§ **Task description**
Repeat the records below exactly as they appear.
___ Dataset excerpts ___
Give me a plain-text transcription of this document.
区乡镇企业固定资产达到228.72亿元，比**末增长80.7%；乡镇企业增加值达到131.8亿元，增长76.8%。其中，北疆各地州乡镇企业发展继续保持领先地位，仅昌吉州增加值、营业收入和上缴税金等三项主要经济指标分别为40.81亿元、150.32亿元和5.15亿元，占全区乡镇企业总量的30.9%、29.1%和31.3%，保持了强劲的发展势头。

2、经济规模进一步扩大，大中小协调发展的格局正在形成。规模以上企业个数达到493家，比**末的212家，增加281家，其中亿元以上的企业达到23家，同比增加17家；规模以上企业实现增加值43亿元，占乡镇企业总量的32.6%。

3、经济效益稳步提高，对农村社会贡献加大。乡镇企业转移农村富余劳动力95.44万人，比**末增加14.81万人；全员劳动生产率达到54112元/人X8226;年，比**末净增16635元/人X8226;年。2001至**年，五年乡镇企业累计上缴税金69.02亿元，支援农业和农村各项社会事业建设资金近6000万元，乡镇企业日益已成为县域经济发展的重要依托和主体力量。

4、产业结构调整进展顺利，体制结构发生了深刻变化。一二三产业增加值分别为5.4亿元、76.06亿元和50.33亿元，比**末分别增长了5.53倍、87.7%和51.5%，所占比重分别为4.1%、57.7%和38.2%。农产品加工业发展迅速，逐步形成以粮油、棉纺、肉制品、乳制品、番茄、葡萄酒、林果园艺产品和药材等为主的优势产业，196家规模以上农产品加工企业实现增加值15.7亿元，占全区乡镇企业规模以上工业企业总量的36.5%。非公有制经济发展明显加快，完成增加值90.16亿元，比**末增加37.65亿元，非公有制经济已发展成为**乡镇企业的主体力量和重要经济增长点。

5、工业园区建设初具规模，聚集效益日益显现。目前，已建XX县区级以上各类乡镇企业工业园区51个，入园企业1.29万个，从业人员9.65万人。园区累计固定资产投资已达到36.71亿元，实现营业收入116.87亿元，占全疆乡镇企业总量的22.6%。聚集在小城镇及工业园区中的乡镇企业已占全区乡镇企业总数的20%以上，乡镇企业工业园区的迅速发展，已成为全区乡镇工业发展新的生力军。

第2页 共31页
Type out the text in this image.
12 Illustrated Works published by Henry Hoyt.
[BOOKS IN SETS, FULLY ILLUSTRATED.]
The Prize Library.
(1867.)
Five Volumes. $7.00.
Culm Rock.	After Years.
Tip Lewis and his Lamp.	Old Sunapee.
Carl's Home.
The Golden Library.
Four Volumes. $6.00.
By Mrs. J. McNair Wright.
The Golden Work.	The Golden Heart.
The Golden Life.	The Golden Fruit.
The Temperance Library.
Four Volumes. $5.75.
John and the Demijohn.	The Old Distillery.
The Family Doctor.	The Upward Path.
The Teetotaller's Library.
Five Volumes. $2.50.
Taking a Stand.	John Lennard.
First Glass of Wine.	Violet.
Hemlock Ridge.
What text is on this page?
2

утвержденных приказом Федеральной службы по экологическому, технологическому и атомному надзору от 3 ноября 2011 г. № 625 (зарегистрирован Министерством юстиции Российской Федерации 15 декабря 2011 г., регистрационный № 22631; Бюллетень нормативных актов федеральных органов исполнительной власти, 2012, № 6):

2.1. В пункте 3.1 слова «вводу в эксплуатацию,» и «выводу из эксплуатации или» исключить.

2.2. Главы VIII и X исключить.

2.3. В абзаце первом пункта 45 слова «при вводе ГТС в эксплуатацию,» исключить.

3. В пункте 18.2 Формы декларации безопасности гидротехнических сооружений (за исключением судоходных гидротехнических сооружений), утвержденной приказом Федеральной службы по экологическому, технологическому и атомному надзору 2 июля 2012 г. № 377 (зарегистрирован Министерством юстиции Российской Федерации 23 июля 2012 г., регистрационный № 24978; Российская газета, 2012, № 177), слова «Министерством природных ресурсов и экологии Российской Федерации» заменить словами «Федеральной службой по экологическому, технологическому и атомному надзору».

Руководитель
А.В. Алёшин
___
§ **Result**
Give me a plain-text transcription of this document.
区乡镇企业固定资产达到228.72亿元，比**末增长80.7%；乡镇企业增加值达到131.8亿元，增长76.8%。其中，北疆各地州乡镇企业发展继续保持领先地位，仅昌吉州增加值、营业收入和上缴税金等三项主要经济指标分别为40.81亿元、150.32亿元和5.15亿元，占全区乡镇企业总量的30.9%、29.1%和31.3%，保持了强劲的发展势头。

2、经济规模进一步扩大，大中小协调发展的格局正在形成。规模以上企业个数达到493家，比**末的212家，增加281家，其中亿元以上的企业达到23家，同比增加17家；规模以上企业实现增加值43亿元，占乡镇企业总量的32.6%。

3、经济效益稳步提高，对农村社会贡献加大。乡镇企业转移农村富余劳动力95.44万人，比**末增加14.81万人；全员劳动生产率达到54112元/人X8226;年，比**末净增16635元/人X8226;年。2001至**年，五年乡镇企业累计上缴税金69.02亿元，支援农业和农村各项社会事业建设资金近6000万元，乡镇企业日益已成为县域经济发展的重要依托和主体力量。

4、产业结构调整进展顺利，体制结构发生了深刻变化。一二三产业增加值分别为5.4亿元、76.06亿元和50.33亿元，比**末分别增长了5.53倍、87.7%和51.5%，所占比重分别为4.1%、57.7%和38.2%。农产品加工业发展迅速，逐步形成以粮油、棉纺、肉制品、乳制品、番茄、葡萄酒、林果园艺产品和药材等为主的优势产业，196家规模以上农产品加工企业实现增加值15.7亿元，占全区乡镇企业规模以上工业企业总量的36.5%。非公有制经济发展明显加快，完成增加值90.16亿元，比**末增加37.65亿元，非公有制经济已发展成为**乡镇企业的主体力量和重要经济增长点。

5、工业园区建设初具规模，聚集效益日益显现。目前，已建XX县区级以上各类乡镇企业工业园区51个，入园企业1.29万个，从业人员9.65万人。园区累计固定资产投资已达到36.71亿元，实现营业收入116.87亿元，占全疆乡镇企业总量的22.6%。聚集在小城镇及工业园区中的乡镇企业已占全区乡镇企业总数的20%以上，乡镇企业工业园区的迅速发展，已成为全区乡镇工业发展新的生力军。

第2页 共31页
Type out the text in this image.
12 Illustrated Works published by Henry Hoyt.
[BOOKS IN SETS, FULLY ILLUSTRATED.]
The Prize Library.
(1867.)
Five Volumes. $7.00.
Culm Rock.	After Years.
Tip Lewis and his Lamp.	Old Sunapee.
Carl's Home.
The Golden Library.
Four Volumes. $6.00.
By Mrs. J. McNair Wright.
The Golden Work.	The Golden Heart.
The Golden Life.	The Golden Fruit.
The Temperance Library.
Four Volumes. $5.75.
John and the Demijohn.	The Old Distillery.
The Family Doctor.	The Upward Path.
The Teetotaller's Library.
Five Volumes. $2.50.
Taking a Stand.	John Lennard.
First Glass of Wine.	Violet.
Hemlock Ridge.
What text is on this page?
2

утвержденных приказом Федеральной службы по экологическому, технологическому и атомному надзору от 3 ноября 2011 г. № 625 (зарегистрирован Министерством юстиции Российской Федерации 15 декабря 2011 г., регистрационный № 22631; Бюллетень нормативных актов федеральных органов исполнительной власти, 2012, № 6):

2.1. В пункте 3.1 слова «вводу в эксплуатацию,» и «выводу из эксплуатации или» исключить.

2.2. Главы VIII и X исключить.

2.3. В абзаце первом пункта 45 слова «при вводе ГТС в эксплуатацию,» исключить.

3. В пункте 18.2 Формы декларации безопасности гидротехнических сооружений (за исключением судоходных гидротехнических сооружений), утвержденной приказом Федеральной службы по экологическому, технологическому и атомному надзору 2 июля 2012 г. № 377 (зарегистрирован Министерством юстиции Российской Федерации 23 июля 2012 г., регистрационный № 24978; Российская газета, 2012, № 177), слова «Министерством природных ресурсов и экологии Российской Федерации» заменить словами «Федеральной службой по экологическому, технологическому и атомному надзору».

Руководитель
А.В. Алёшин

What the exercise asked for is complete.